Quote the whole listing word for word. Do not include the pictures.

Figure record extracts
....

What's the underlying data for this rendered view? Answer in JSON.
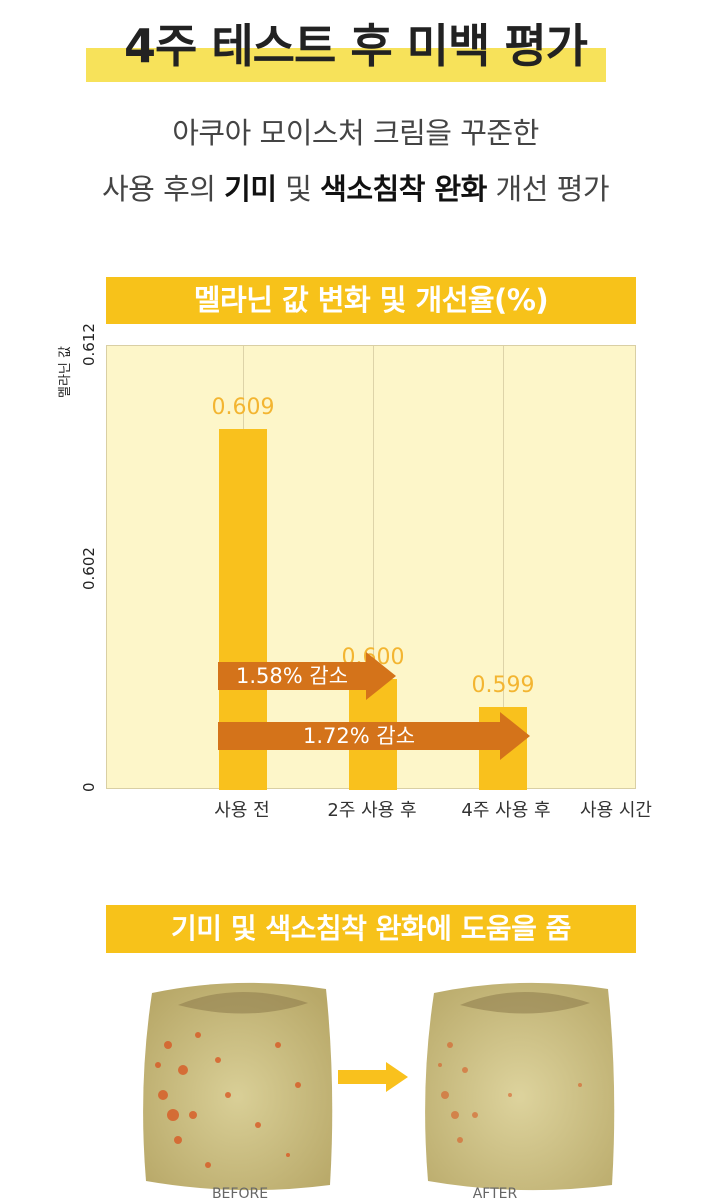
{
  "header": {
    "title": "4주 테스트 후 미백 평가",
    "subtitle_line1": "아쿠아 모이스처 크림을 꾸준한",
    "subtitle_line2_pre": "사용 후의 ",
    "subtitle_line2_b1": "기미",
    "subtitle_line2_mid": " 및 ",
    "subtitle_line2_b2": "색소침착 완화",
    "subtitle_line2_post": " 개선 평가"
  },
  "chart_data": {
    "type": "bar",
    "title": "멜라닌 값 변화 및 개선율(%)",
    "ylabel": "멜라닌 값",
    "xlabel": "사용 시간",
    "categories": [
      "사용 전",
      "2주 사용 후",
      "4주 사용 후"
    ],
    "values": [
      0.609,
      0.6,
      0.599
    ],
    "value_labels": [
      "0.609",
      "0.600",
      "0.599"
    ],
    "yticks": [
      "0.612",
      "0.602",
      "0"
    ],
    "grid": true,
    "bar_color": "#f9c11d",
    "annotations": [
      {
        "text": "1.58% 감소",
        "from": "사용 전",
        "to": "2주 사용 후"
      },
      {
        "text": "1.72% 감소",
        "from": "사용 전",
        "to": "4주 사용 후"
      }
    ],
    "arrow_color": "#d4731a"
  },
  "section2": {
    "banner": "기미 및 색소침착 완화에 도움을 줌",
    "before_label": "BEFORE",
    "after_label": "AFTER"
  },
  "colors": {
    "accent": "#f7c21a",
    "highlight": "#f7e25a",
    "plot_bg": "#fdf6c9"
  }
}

....

Written reply>
What's the underlying data for this rendered view? Answer in JSON.
{
  "header": {
    "title": "4주 테스트 후 미백 평가",
    "subtitle_line1": "아쿠아 모이스처 크림을 꾸준한",
    "subtitle_line2_pre": "사용 후의 ",
    "subtitle_line2_b1": "기미",
    "subtitle_line2_mid": " 및 ",
    "subtitle_line2_b2": "색소침착 완화",
    "subtitle_line2_post": " 개선 평가"
  },
  "chart_data": {
    "type": "bar",
    "title": "멜라닌 값 변화 및 개선율(%)",
    "ylabel": "멜라닌 값",
    "xlabel": "사용 시간",
    "categories": [
      "사용 전",
      "2주 사용 후",
      "4주 사용 후"
    ],
    "values": [
      0.609,
      0.6,
      0.599
    ],
    "value_labels": [
      "0.609",
      "0.600",
      "0.599"
    ],
    "yticks": [
      "0.612",
      "0.602",
      "0"
    ],
    "grid": true,
    "bar_color": "#f9c11d",
    "annotations": [
      {
        "text": "1.58% 감소",
        "from": "사용 전",
        "to": "2주 사용 후"
      },
      {
        "text": "1.72% 감소",
        "from": "사용 전",
        "to": "4주 사용 후"
      }
    ],
    "arrow_color": "#d4731a"
  },
  "section2": {
    "banner": "기미 및 색소침착 완화에 도움을 줌",
    "before_label": "BEFORE",
    "after_label": "AFTER"
  },
  "colors": {
    "accent": "#f7c21a",
    "highlight": "#f7e25a",
    "plot_bg": "#fdf6c9"
  }
}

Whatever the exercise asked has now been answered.